** begin Records shown **
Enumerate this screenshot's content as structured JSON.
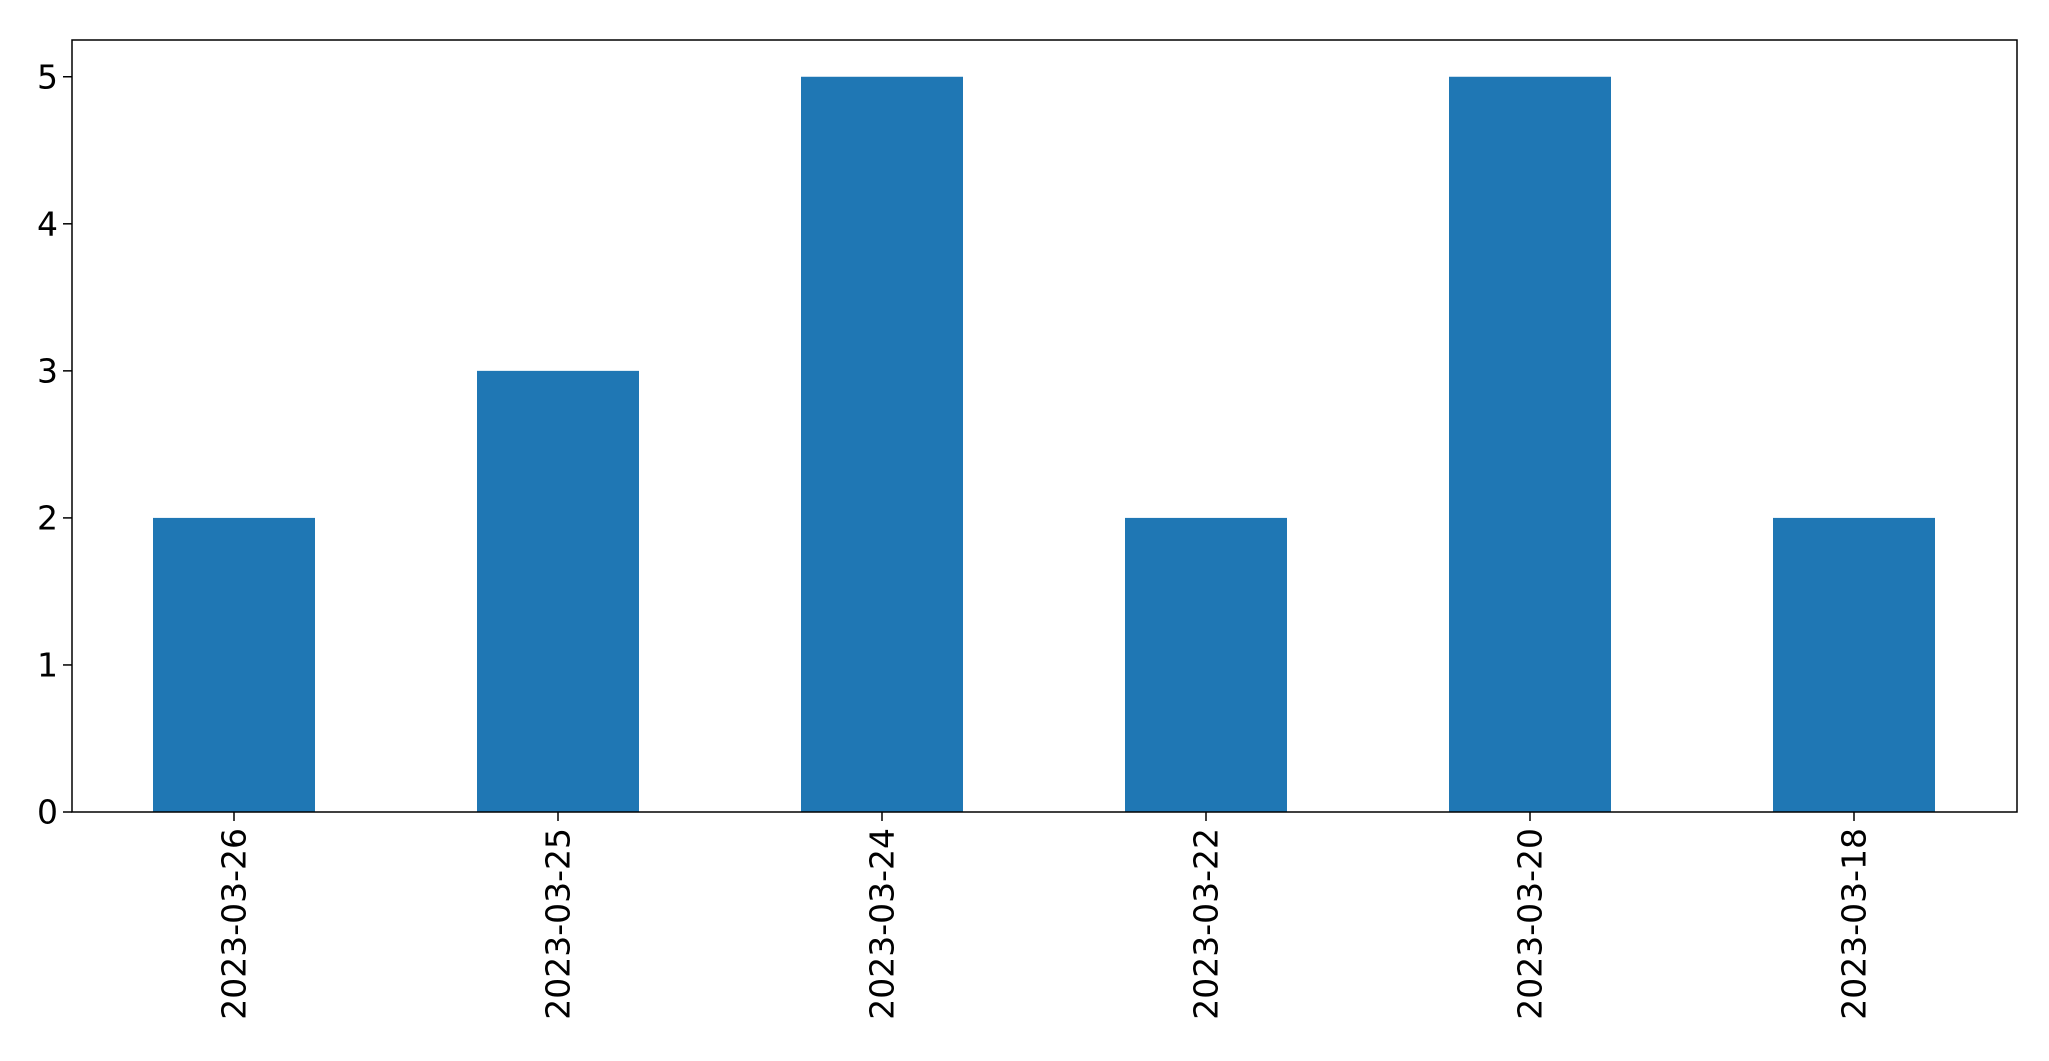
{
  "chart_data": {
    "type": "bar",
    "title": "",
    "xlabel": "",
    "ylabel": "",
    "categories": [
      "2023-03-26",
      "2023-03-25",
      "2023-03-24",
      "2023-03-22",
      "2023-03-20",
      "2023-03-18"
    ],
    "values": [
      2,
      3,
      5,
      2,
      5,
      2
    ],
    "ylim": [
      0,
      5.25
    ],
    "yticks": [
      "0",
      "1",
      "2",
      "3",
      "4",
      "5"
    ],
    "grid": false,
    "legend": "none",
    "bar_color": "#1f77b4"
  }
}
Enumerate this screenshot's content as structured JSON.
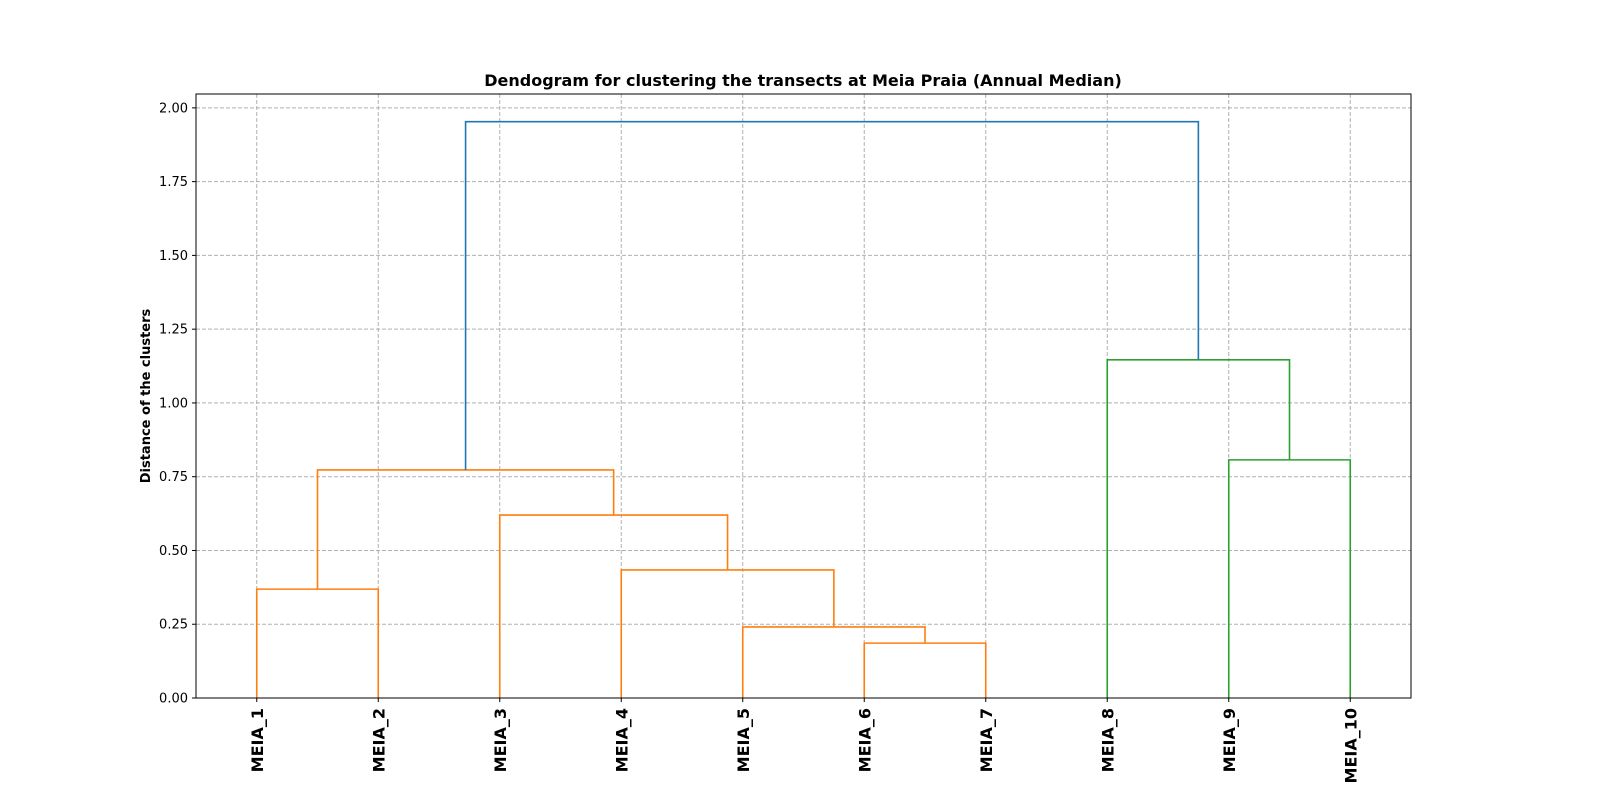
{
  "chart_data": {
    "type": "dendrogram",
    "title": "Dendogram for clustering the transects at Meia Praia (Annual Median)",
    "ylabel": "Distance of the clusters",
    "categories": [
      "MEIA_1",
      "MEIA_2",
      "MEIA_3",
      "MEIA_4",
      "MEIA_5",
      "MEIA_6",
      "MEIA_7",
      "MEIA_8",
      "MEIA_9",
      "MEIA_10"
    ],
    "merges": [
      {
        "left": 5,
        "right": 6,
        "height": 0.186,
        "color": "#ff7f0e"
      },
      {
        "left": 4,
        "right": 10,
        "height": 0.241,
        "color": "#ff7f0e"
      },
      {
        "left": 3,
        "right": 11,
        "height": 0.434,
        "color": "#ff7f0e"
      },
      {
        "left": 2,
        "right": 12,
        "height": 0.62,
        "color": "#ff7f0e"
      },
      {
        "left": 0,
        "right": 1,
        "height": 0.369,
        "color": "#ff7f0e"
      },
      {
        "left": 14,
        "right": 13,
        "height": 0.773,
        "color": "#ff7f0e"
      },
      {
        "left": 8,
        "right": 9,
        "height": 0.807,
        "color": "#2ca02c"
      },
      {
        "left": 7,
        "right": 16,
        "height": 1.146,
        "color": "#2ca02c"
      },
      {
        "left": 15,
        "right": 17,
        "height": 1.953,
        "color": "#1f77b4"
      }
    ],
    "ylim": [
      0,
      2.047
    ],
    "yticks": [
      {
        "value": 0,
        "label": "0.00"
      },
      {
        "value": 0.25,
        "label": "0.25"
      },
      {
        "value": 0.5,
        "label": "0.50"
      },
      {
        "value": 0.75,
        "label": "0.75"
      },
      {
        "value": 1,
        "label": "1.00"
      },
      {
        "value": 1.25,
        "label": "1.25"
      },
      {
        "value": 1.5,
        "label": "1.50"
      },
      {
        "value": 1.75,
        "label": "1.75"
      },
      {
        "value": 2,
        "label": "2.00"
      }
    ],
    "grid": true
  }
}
** end Records shown **
Challenge: Which lines of the material contain the string "height"? List each of them.

Reply:
        "height": 0.186,
        "height": 0.241,
        "height": 0.434,
        "height": 0.62,
        "height": 0.369,
        "height": 0.773,
        "height": 0.807,
        "height": 1.146,
        "height": 1.953,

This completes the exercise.